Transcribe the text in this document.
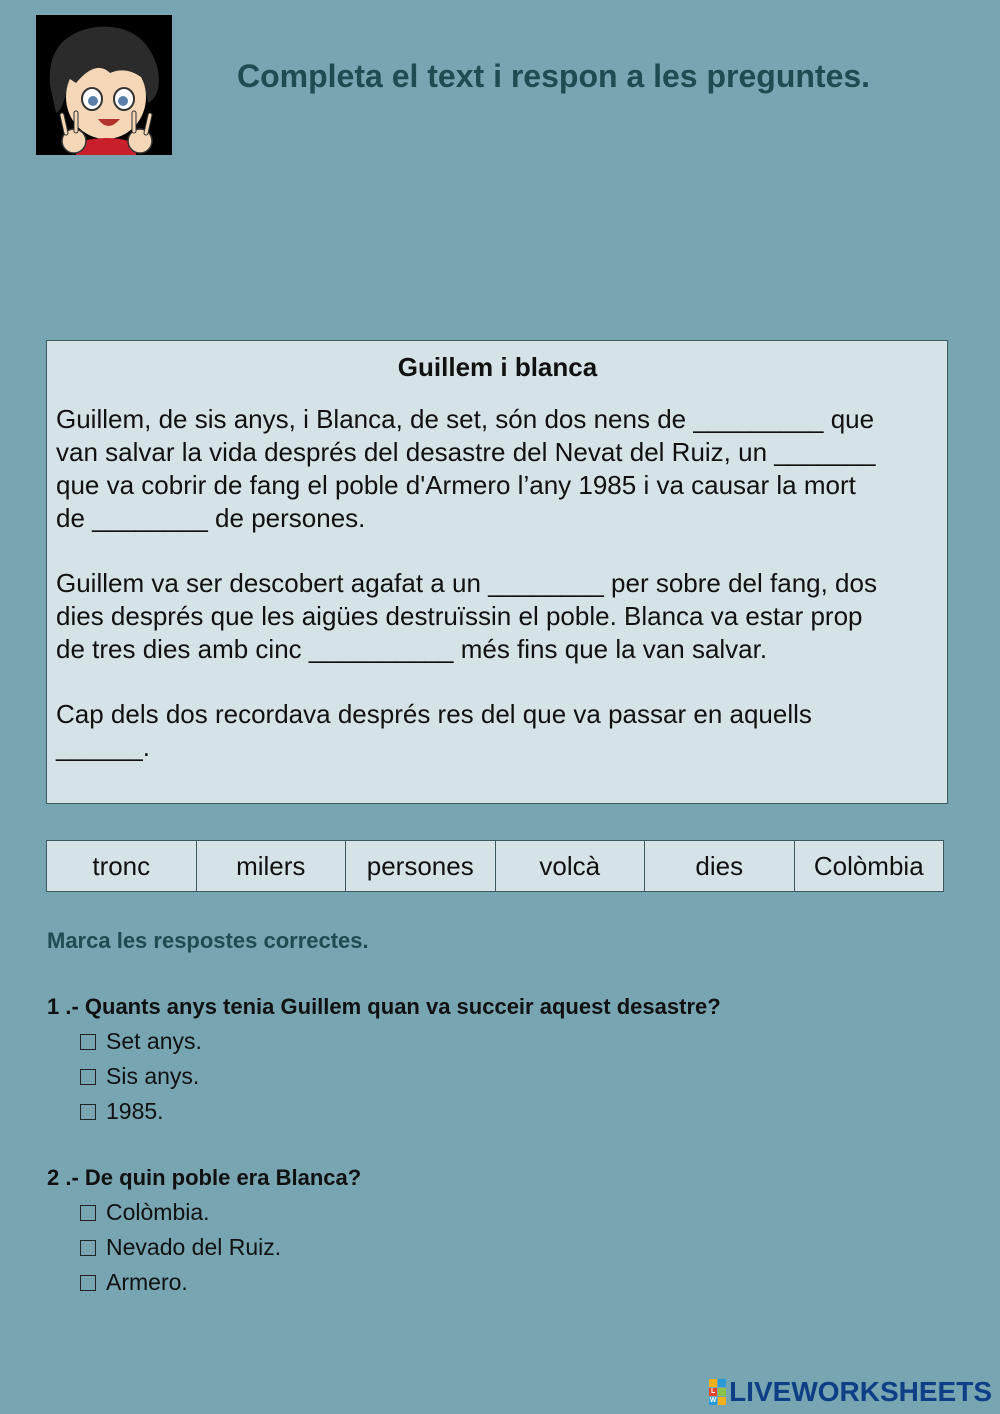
Completa el text i respon a les preguntes.
Guillem i blanca

Guillem, de sis anys, i Blanca, de set, són dos nens de _________ que
van salvar la vida després del desastre del Nevat del Ruiz, un _______
que va cobrir de fang el poble d'Armero l’any 1985 i va causar la mort
de ________ de persones.

Guillem va ser descobert agafat a un ________ per sobre del fang, dos
dies després que les aigües destruïssin el poble. Blanca va estar prop
de tres dies amb cinc __________ més fins que la van salvar.

Cap dels dos recordava després res del que va passar en aquells
______.

tronc	milers	persones	volcà	dies	Colòmbia
Marca les respostes correctes.
1 .- Quants anys tenia Guillem quan va succeir aquest desastre?
Set anys.
Sis anys.
1985.
2 .- De quin poble era Blanca?
Colòmbia.
Nevado del Ruiz.
Armero.
L
W LIVEWORKSHEETS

WORK TO COMPLETE. Report each line in the data that holds the word "dies".

THE OUTPUT.
dies després que les aigües destruïssin el poble. Blanca va estar prop
de tres dies amb cinc __________ més fins que la van salvar.
tronc	milers	persones	volcà	dies	Colòmbia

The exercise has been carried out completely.